# Start of Supplied entries

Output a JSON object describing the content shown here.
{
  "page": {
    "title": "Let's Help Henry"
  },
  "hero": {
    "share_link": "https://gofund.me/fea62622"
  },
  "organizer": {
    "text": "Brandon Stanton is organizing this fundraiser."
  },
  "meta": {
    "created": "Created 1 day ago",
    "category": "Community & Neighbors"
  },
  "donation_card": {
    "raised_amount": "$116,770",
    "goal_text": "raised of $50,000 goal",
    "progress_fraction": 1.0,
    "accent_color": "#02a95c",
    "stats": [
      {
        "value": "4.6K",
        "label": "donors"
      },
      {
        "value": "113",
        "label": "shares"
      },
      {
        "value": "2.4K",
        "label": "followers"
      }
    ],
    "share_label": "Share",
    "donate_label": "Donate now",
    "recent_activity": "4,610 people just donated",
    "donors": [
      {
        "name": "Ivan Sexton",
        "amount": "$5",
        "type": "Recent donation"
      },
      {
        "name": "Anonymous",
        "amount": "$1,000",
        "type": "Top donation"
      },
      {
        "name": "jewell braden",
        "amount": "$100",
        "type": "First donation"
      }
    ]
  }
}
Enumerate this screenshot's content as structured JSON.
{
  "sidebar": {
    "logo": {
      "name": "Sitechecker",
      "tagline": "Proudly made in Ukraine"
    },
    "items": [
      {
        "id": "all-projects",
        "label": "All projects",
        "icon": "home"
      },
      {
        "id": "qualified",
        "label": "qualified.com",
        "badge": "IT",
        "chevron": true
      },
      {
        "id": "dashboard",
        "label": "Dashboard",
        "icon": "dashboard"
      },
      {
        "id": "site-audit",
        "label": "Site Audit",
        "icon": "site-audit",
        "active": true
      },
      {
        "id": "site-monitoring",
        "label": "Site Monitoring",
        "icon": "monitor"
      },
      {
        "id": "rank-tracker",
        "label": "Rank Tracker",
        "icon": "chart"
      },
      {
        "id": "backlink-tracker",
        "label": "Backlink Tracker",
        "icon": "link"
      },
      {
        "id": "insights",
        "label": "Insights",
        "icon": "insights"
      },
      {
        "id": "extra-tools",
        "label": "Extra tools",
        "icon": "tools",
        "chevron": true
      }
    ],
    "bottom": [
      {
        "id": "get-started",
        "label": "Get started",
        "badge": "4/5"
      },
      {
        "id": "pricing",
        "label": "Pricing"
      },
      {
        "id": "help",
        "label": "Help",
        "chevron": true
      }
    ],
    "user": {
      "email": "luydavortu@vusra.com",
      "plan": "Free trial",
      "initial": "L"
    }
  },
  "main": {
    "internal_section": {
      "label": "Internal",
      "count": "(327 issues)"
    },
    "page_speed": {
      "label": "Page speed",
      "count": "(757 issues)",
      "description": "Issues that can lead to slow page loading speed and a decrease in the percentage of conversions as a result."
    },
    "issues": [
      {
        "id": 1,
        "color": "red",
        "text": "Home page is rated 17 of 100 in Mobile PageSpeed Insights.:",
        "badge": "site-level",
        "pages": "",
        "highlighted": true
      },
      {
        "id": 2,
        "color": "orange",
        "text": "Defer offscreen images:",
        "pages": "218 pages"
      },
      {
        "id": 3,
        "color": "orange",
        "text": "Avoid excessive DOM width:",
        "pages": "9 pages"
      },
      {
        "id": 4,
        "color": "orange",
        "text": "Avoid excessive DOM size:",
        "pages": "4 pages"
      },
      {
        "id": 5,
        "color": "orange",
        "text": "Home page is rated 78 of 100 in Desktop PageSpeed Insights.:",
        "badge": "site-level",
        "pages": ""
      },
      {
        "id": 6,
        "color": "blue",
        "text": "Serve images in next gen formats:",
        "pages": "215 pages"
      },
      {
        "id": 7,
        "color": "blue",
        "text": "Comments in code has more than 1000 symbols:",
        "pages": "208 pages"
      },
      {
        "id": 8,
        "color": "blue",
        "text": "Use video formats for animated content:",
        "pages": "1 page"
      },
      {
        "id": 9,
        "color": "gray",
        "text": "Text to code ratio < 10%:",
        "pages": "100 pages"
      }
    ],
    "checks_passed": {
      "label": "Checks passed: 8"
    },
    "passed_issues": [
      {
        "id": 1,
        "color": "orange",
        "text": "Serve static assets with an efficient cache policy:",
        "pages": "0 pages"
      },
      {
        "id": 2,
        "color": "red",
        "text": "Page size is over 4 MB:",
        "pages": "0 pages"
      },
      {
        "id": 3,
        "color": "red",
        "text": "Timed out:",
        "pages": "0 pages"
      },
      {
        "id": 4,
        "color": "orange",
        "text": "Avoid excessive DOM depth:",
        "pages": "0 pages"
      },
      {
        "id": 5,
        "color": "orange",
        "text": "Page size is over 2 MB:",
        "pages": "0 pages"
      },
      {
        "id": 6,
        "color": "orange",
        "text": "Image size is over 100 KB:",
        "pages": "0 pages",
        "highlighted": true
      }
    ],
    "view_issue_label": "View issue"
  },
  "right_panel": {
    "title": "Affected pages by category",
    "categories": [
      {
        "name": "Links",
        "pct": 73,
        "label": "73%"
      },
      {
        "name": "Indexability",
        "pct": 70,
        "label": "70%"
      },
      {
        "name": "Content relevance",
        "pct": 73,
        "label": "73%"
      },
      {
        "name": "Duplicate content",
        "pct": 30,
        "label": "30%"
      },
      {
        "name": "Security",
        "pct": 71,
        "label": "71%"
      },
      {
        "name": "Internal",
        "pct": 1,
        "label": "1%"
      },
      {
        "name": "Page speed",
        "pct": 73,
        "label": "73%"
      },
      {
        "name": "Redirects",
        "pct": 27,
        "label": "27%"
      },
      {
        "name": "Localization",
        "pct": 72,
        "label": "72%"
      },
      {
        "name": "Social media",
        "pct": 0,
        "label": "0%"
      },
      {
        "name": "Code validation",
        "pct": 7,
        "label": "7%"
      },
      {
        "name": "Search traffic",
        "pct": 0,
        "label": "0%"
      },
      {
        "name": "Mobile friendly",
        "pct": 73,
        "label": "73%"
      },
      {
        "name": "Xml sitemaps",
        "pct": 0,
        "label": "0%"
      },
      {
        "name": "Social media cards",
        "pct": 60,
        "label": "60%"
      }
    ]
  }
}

# End of Supplied entries

Across the data, tally the lines containing "badge" and give back the number alone.

4